Brief
Please render every line of the material below as a numbered list, leaving out any blank lines.

Entries supplied
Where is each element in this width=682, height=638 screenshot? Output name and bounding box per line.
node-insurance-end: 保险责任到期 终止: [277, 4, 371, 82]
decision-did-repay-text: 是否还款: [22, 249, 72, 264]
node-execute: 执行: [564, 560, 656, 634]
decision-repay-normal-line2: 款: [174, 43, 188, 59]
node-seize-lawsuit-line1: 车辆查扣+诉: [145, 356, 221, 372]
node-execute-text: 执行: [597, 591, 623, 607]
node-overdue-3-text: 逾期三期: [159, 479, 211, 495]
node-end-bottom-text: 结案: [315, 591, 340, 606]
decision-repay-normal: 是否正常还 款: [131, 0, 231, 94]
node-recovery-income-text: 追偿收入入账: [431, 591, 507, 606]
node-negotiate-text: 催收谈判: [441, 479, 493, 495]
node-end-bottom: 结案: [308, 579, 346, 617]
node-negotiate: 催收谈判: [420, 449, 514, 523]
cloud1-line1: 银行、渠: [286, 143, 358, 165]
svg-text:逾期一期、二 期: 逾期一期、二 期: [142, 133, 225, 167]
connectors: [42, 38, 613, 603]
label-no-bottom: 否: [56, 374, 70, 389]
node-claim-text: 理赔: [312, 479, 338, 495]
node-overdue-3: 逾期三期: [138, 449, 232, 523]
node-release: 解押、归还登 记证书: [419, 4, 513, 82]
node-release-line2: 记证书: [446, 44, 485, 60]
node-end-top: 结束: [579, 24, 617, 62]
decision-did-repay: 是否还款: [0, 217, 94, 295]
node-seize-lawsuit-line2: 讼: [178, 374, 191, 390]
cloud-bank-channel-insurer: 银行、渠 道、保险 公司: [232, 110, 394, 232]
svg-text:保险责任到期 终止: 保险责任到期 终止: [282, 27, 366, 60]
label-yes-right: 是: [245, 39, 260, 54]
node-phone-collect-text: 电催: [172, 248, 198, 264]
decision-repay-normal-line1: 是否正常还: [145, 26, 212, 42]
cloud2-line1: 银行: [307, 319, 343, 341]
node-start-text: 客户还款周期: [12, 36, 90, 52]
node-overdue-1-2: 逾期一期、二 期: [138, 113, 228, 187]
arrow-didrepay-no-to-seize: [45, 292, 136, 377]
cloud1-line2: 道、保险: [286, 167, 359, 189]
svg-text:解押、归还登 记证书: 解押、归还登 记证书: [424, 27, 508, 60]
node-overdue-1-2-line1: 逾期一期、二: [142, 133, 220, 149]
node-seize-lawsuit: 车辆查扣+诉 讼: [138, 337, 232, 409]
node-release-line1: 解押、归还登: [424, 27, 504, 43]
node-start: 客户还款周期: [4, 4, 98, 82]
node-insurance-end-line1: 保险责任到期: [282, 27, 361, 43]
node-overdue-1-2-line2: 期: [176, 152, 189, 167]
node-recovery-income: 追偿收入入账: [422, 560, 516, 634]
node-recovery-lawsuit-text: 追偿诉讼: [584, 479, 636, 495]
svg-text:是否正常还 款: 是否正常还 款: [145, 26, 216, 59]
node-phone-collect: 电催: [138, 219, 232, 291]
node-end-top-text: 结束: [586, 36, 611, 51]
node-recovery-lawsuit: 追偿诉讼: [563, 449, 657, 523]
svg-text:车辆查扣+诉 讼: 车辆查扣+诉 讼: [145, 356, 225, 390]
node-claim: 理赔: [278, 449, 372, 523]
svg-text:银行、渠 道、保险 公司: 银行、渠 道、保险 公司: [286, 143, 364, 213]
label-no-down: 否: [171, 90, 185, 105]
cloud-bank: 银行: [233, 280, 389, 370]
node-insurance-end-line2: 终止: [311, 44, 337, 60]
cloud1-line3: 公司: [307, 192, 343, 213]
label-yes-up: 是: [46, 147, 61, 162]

Answer below
1. Where is each element in this width=682, height=638 screenshot? Output name and bounding box per line.
2. node-insurance-end: 保险责任到期 终止: [277, 4, 371, 82]
3. decision-did-repay-text: 是否还款: [22, 249, 72, 264]
4. node-execute: 执行: [564, 560, 656, 634]
5. decision-repay-normal-line2: 款: [174, 43, 188, 59]
6. node-seize-lawsuit-line1: 车辆查扣+诉: [145, 356, 221, 372]
7. node-execute-text: 执行: [597, 591, 623, 607]
8. node-overdue-3-text: 逾期三期: [159, 479, 211, 495]
9. node-end-bottom-text: 结案: [315, 591, 340, 606]
10. decision-repay-normal: 是否正常还 款: [131, 0, 231, 94]
11. node-recovery-income-text: 追偿收入入账: [431, 591, 507, 606]
12. node-negotiate-text: 催收谈判: [441, 479, 493, 495]
13. node-end-bottom: 结案: [308, 579, 346, 617]
14. node-negotiate: 催收谈判: [420, 449, 514, 523]
15. cloud1-line1: 银行、渠: [286, 143, 358, 165]
16. svg-text:逾期一期、二 期: 逾期一期、二 期: [142, 133, 225, 167]
17. connectors: [42, 38, 613, 603]
18. label-no-bottom: 否: [56, 374, 70, 389]
19. node-claim-text: 理赔: [312, 479, 338, 495]
20. node-overdue-3: 逾期三期: [138, 449, 232, 523]
21. node-release: 解押、归还登 记证书: [419, 4, 513, 82]
22. node-release-line2: 记证书: [446, 44, 485, 60]
23. node-end-top: 结束: [579, 24, 617, 62]
24. decision-did-repay: 是否还款: [0, 217, 94, 295]
25. node-seize-lawsuit-line2: 讼: [178, 374, 191, 390]
26. cloud-bank-channel-insurer: 银行、渠 道、保险 公司: [232, 110, 394, 232]
27. svg-text:保险责任到期 终止: 保险责任到期 终止: [282, 27, 366, 60]
28. label-yes-right: 是: [245, 39, 260, 54]
29. node-phone-collect-text: 电催: [172, 248, 198, 264]
30. decision-repay-normal-line1: 是否正常还: [145, 26, 212, 42]
31. cloud2-line1: 银行: [307, 319, 343, 341]
32. node-start-text: 客户还款周期: [12, 36, 90, 52]
33. node-overdue-1-2: 逾期一期、二 期: [138, 113, 228, 187]
34. arrow-didrepay-no-to-seize: [45, 292, 136, 377]
35. cloud1-line2: 道、保险: [286, 167, 359, 189]
36. svg-text:解押、归还登 记证书: 解押、归还登 记证书: [424, 27, 508, 60]
37. node-overdue-1-2-line1: 逾期一期、二: [142, 133, 220, 149]
38. node-seize-lawsuit: 车辆查扣+诉 讼: [138, 337, 232, 409]
39. node-release-line1: 解押、归还登: [424, 27, 504, 43]
40. node-start: 客户还款周期: [4, 4, 98, 82]
41. node-insurance-end-line1: 保险责任到期: [282, 27, 361, 43]
42. node-overdue-1-2-line2: 期: [176, 152, 189, 167]
43. node-recovery-income: 追偿收入入账: [422, 560, 516, 634]
44. node-recovery-lawsuit-text: 追偿诉讼: [584, 479, 636, 495]
45. svg-text:是否正常还 款: 是否正常还 款: [145, 26, 216, 59]
46. node-phone-collect: 电催: [138, 219, 232, 291]
47. node-end-top-text: 结束: [586, 36, 611, 51]
48. node-recovery-lawsuit: 追偿诉讼: [563, 449, 657, 523]
49. svg-text:车辆查扣+诉 讼: 车辆查扣+诉 讼: [145, 356, 225, 390]
50. node-claim: 理赔: [278, 449, 372, 523]
51. svg-text:银行、渠 道、保险 公司: 银行、渠 道、保险 公司: [286, 143, 364, 213]
52. label-no-down: 否: [171, 90, 185, 105]
53. cloud-bank: 银行: [233, 280, 389, 370]
54. node-insurance-end-line2: 终止: [311, 44, 337, 60]
55. cloud1-line3: 公司: [307, 192, 343, 213]
56. label-yes-up: 是: [46, 147, 61, 162]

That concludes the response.